### THE REQUEST:
Repeat the whole listing below, word for word.

### SUPPLIED RECORDS:
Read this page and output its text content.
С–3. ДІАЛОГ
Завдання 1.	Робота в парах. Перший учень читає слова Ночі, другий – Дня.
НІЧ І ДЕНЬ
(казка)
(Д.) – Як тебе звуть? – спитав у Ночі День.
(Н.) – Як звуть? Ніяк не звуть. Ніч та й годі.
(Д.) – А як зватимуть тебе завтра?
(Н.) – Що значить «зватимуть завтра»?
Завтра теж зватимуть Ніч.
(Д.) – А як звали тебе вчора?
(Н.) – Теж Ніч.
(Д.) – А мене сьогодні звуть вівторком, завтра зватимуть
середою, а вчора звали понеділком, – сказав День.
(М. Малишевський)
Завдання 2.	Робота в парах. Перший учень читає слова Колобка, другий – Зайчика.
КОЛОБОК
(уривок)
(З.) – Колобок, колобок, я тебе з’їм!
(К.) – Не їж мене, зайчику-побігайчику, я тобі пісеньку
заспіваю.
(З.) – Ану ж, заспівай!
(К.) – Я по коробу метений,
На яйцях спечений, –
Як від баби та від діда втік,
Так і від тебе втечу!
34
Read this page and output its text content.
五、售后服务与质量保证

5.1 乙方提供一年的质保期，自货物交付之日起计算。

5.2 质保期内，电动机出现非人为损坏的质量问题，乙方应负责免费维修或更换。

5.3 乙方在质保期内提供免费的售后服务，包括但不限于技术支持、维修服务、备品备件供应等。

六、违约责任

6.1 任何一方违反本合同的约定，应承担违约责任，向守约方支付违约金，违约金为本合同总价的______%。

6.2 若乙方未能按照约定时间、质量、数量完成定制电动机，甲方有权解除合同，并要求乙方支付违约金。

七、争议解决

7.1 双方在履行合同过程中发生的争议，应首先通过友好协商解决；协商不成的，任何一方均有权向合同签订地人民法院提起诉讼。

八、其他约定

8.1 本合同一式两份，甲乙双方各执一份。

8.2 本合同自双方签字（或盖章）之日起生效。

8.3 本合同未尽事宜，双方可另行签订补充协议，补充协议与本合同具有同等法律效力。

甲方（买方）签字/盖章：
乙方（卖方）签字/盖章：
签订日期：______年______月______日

### SOLUTION TO THE EXERCISE:
Read this page and output its text content.
С–3. ДІАЛОГ
Завдання 1.	Робота в парах. Перший учень читає слова Ночі, другий – Дня.
НІЧ І ДЕНЬ
(казка)
(Д.) – Як тебе звуть? – спитав у Ночі День.
(Н.) – Як звуть? Ніяк не звуть. Ніч та й годі.
(Д.) – А як зватимуть тебе завтра?
(Н.) – Що значить «зватимуть завтра»?
Завтра теж зватимуть Ніч.
(Д.) – А як звали тебе вчора?
(Н.) – Теж Ніч.
(Д.) – А мене сьогодні звуть вівторком, завтра зватимуть
середою, а вчора звали понеділком, – сказав День.
(М. Малишевський)
Завдання 2.	Робота в парах. Перший учень читає слова Колобка, другий – Зайчика.
КОЛОБОК
(уривок)
(З.) – Колобок, колобок, я тебе з’їм!
(К.) – Не їж мене, зайчику-побігайчику, я тобі пісеньку
заспіваю.
(З.) – Ану ж, заспівай!
(К.) – Я по коробу метений,
На яйцях спечений, –
Як від баби та від діда втік,
Так і від тебе втечу!
34
Read this page and output its text content.
五、售后服务与质量保证

5.1 乙方提供一年的质保期，自货物交付之日起计算。

5.2 质保期内，电动机出现非人为损坏的质量问题，乙方应负责免费维修或更换。

5.3 乙方在质保期内提供免费的售后服务，包括但不限于技术支持、维修服务、备品备件供应等。

六、违约责任

6.1 任何一方违反本合同的约定，应承担违约责任，向守约方支付违约金，违约金为本合同总价的______%。

6.2 若乙方未能按照约定时间、质量、数量完成定制电动机，甲方有权解除合同，并要求乙方支付违约金。

七、争议解决

7.1 双方在履行合同过程中发生的争议，应首先通过友好协商解决；协商不成的，任何一方均有权向合同签订地人民法院提起诉讼。

八、其他约定

8.1 本合同一式两份，甲乙双方各执一份。

8.2 本合同自双方签字（或盖章）之日起生效。

8.3 本合同未尽事宜，双方可另行签订补充协议，补充协议与本合同具有同等法律效力。

甲方（买方）签字/盖章：
乙方（卖方）签字/盖章：
签订日期：______年______月______日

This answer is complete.